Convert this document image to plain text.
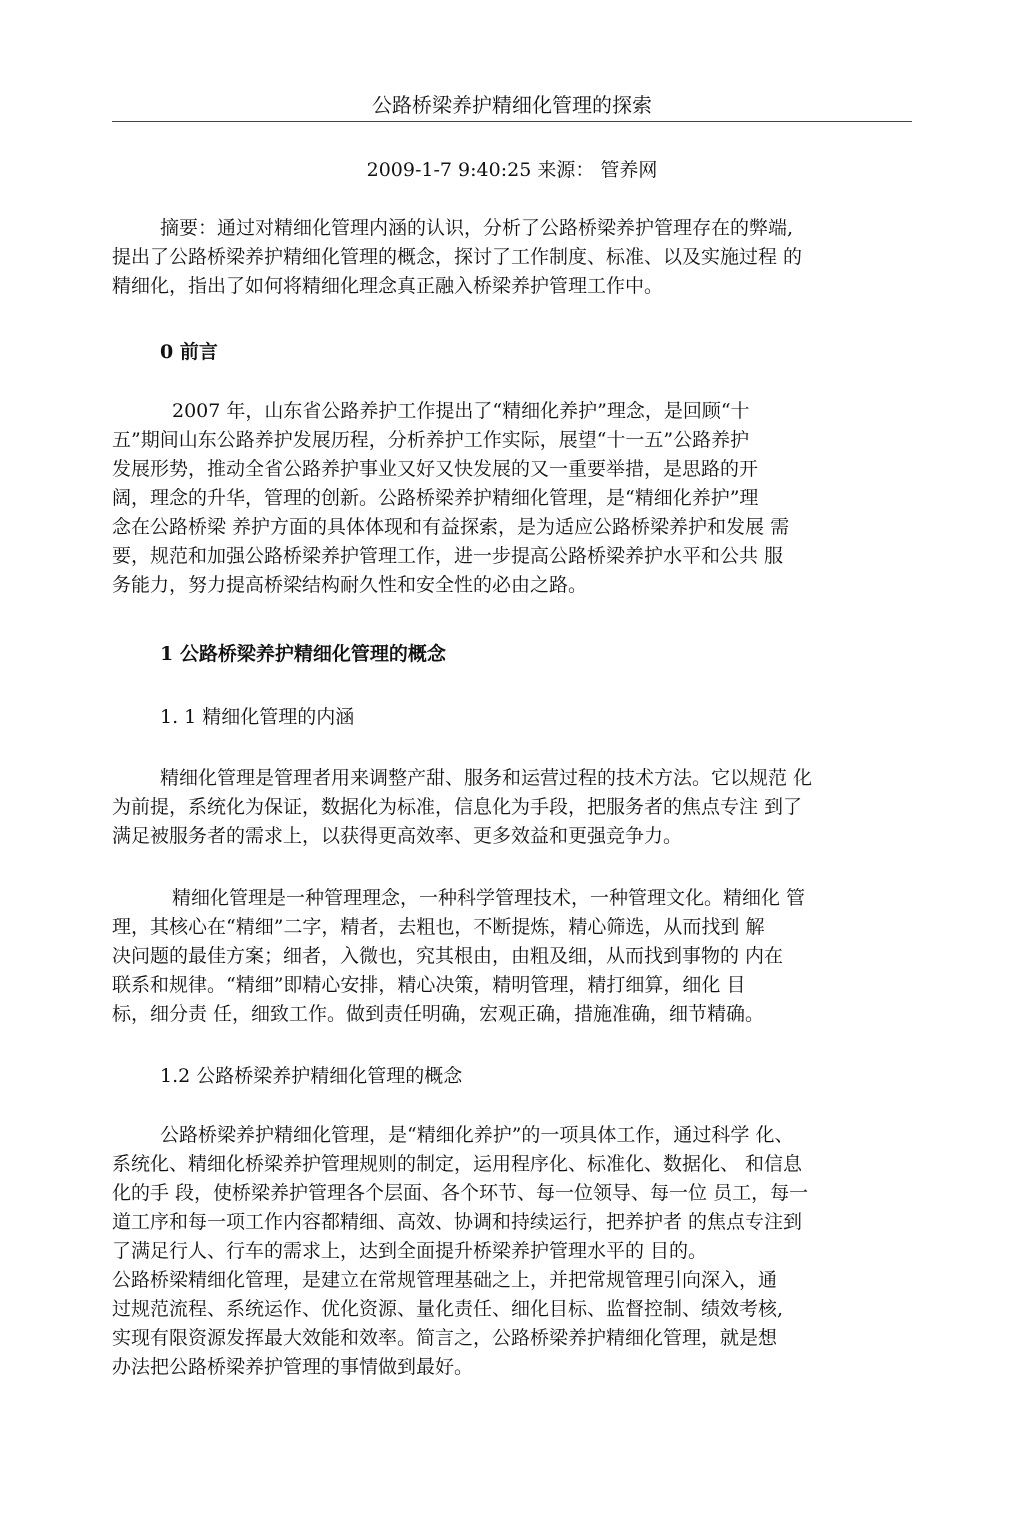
公路桥梁养护精细化管理的探索
2009-1-7 9:40:25 来源： 管养网
摘要：通过对精细化管理内涵的认识，分析了公路桥梁养护管理存在的弊端,
提出了公路桥梁养护精细化管理的概念，探讨了工作制度、标准、以及实施过程 的
精细化，指出了如何将精细化理念真正融入桥梁养护管理工作中。
0 前言
2007 年，山东省公路养护工作提出了“精细化养护”理念，是回顾“十
五”期间山东公路养护发展历程，分析养护工作实际，展望“十一五”公路养护
发展形势，推动全省公路养护事业又好又快发展的又一重要举措，是思路的开
阔，理念的升华，管理的创新。公路桥梁养护精细化管理，是“精细化养护”理
念在公路桥梁 养护方面的具体体现和有益探索，是为适应公路桥梁养护和发展 需
要，规范和加强公路桥梁养护管理工作，进一步提高公路桥梁养护水平和公共 服
务能力，努力提高桥梁结构耐久性和安全性的必由之路。
1 公路桥梁养护精细化管理的概念
1. 1 精细化管理的内涵
精细化管理是管理者用来调整产甜、服务和运营过程的技术方法。它以规范 化
为前提，系统化为保证，数据化为标准，信息化为手段，把服务者的焦点专注 到了
满足被服务者的需求上，以获得更高效率、更多效益和更强竞争力。
精细化管理是一种管理理念，一种科学管理技术，一种管理文化。精细化 管
理，其核心在“精细”二字，精者，去粗也，不断提炼，精心筛选，从而找到 解
决问题的最佳方案；细者，入微也，究其根由，由粗及细，从而找到事物的 内在
联系和规律。“精细”即精心安排，精心决策，精明管理，精打细算，细化 目
标，细分责 任，细致工作。做到责任明确，宏观正确，措施准确，细节精确。
1.2 公路桥梁养护精细化管理的概念
公路桥梁养护精细化管理，是“精细化养护”的一项具体工作，通过科学 化、
系统化、精细化桥梁养护管理规则的制定，运用程序化、标准化、数据化、 和信息
化的手 段，使桥梁养护管理各个层面、各个环节、每一位领导、每一位 员工，每一
道工序和每一项工作内容都精细、高效、协调和持续运行，把养护者 的焦点专注到
了满足行人、行车的需求上，达到全面提升桥梁养护管理水平的 目的。
公路桥梁精细化管理，是建立在常规管理基础之上，并把常规管理引向深入，通
过规范流程、系统运作、优化资源、量化责任、细化目标、监督控制、绩效考核,
实现有限资源发挥最大效能和效率。简言之，公路桥梁养护精细化管理，就是想
办法把公路桥梁养护管理的事情做到最好。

WHAT IS REQUIRED: Transcribe every entry above exactly. Omit all pictures.

FINAL RESULT:
Convert this document image to plain text.
公路桥梁养护精细化管理的探索
2009-1-7 9:40:25 来源： 管养网
摘要：通过对精细化管理内涵的认识，分析了公路桥梁养护管理存在的弊端,
提出了公路桥梁养护精细化管理的概念，探讨了工作制度、标准、以及实施过程 的
精细化，指出了如何将精细化理念真正融入桥梁养护管理工作中。
0 前言
2007 年，山东省公路养护工作提出了“精细化养护”理念，是回顾“十
五”期间山东公路养护发展历程，分析养护工作实际，展望“十一五”公路养护
发展形势，推动全省公路养护事业又好又快发展的又一重要举措，是思路的开
阔，理念的升华，管理的创新。公路桥梁养护精细化管理，是“精细化养护”理
念在公路桥梁 养护方面的具体体现和有益探索，是为适应公路桥梁养护和发展 需
要，规范和加强公路桥梁养护管理工作，进一步提高公路桥梁养护水平和公共 服
务能力，努力提高桥梁结构耐久性和安全性的必由之路。
1 公路桥梁养护精细化管理的概念
1. 1 精细化管理的内涵
精细化管理是管理者用来调整产甜、服务和运营过程的技术方法。它以规范 化
为前提，系统化为保证，数据化为标准，信息化为手段，把服务者的焦点专注 到了
满足被服务者的需求上，以获得更高效率、更多效益和更强竞争力。
精细化管理是一种管理理念，一种科学管理技术，一种管理文化。精细化 管
理，其核心在“精细”二字，精者，去粗也，不断提炼，精心筛选，从而找到 解
决问题的最佳方案；细者，入微也，究其根由，由粗及细，从而找到事物的 内在
联系和规律。“精细”即精心安排，精心决策，精明管理，精打细算，细化 目
标，细分责 任，细致工作。做到责任明确，宏观正确，措施准确，细节精确。
1.2 公路桥梁养护精细化管理的概念
公路桥梁养护精细化管理，是“精细化养护”的一项具体工作，通过科学 化、
系统化、精细化桥梁养护管理规则的制定，运用程序化、标准化、数据化、 和信息
化的手 段，使桥梁养护管理各个层面、各个环节、每一位领导、每一位 员工，每一
道工序和每一项工作内容都精细、高效、协调和持续运行，把养护者 的焦点专注到
了满足行人、行车的需求上，达到全面提升桥梁养护管理水平的 目的。
公路桥梁精细化管理，是建立在常规管理基础之上，并把常规管理引向深入，通
过规范流程、系统运作、优化资源、量化责任、细化目标、监督控制、绩效考核,
实现有限资源发挥最大效能和效率。简言之，公路桥梁养护精细化管理，就是想
办法把公路桥梁养护管理的事情做到最好。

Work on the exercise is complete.